Chart and figure data
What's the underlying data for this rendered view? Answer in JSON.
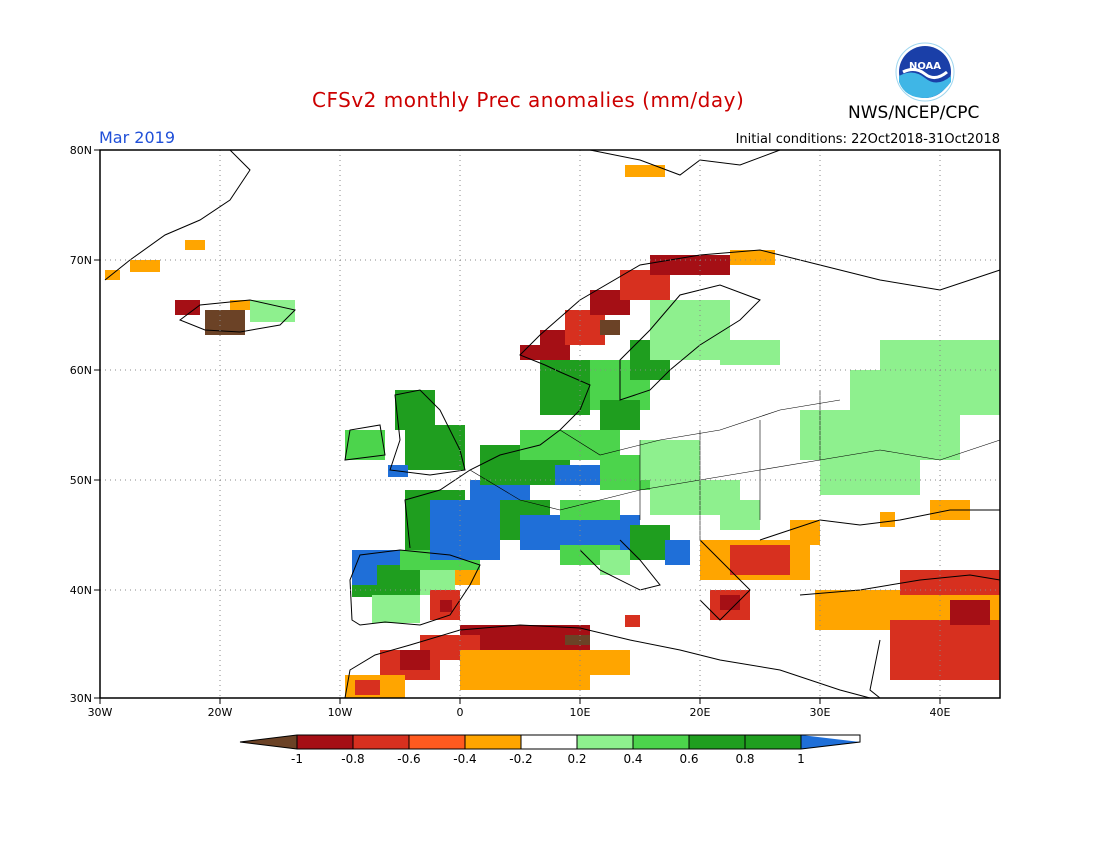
{
  "title": "CFSv2 monthly Prec anomalies (mm/day)",
  "agency": "NWS/NCEP/CPC",
  "logo_text": "NOAA",
  "month_label": "Mar 2019",
  "initial_conditions": "Initial conditions: 22Oct2018-31Oct2018",
  "latitude_labels": [
    "80N",
    "70N",
    "60N",
    "50N",
    "40N",
    "30N"
  ],
  "longitude_labels": [
    "30W",
    "20W",
    "10W",
    "0",
    "10E",
    "20E",
    "30E",
    "40E"
  ],
  "colorbar": {
    "labels": [
      "-1",
      "-0.8",
      "-0.6",
      "-0.4",
      "-0.2",
      "0.2",
      "0.4",
      "0.6",
      "0.8",
      "1"
    ],
    "colors": [
      "#6b4226",
      "#a50f15",
      "#d7301f",
      "#ff5a1f",
      "#ffa500",
      "#ffffff",
      "#8ef08e",
      "#4cd44c",
      "#1f9e1f",
      "#1f6fd8"
    ]
  },
  "colors": {
    "dry_extreme": "#6b4226",
    "dry_strong": "#a50f15",
    "dry_moderate": "#e8421f",
    "dry_light": "#ffa500",
    "wet_light": "#8ef08e",
    "wet_moderate": "#4cd44c",
    "wet_strong": "#1f9e1f",
    "wet_extreme": "#1f6fd8"
  }
}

**GIVEN PROBLEM:** Nothing but the pictures may be dropped; output the records above exactly.

**RIGHT ANSWER:**
What's the underlying data for this rendered view? Answer in JSON.
{
  "title": "CFSv2 monthly Prec anomalies (mm/day)",
  "agency": "NWS/NCEP/CPC",
  "logo_text": "NOAA",
  "month_label": "Mar 2019",
  "initial_conditions": "Initial conditions: 22Oct2018-31Oct2018",
  "latitude_labels": [
    "80N",
    "70N",
    "60N",
    "50N",
    "40N",
    "30N"
  ],
  "longitude_labels": [
    "30W",
    "20W",
    "10W",
    "0",
    "10E",
    "20E",
    "30E",
    "40E"
  ],
  "colorbar": {
    "labels": [
      "-1",
      "-0.8",
      "-0.6",
      "-0.4",
      "-0.2",
      "0.2",
      "0.4",
      "0.6",
      "0.8",
      "1"
    ],
    "colors": [
      "#6b4226",
      "#a50f15",
      "#d7301f",
      "#ff5a1f",
      "#ffa500",
      "#ffffff",
      "#8ef08e",
      "#4cd44c",
      "#1f9e1f",
      "#1f6fd8"
    ]
  },
  "colors": {
    "dry_extreme": "#6b4226",
    "dry_strong": "#a50f15",
    "dry_moderate": "#e8421f",
    "dry_light": "#ffa500",
    "wet_light": "#8ef08e",
    "wet_moderate": "#4cd44c",
    "wet_strong": "#1f9e1f",
    "wet_extreme": "#1f6fd8"
  }
}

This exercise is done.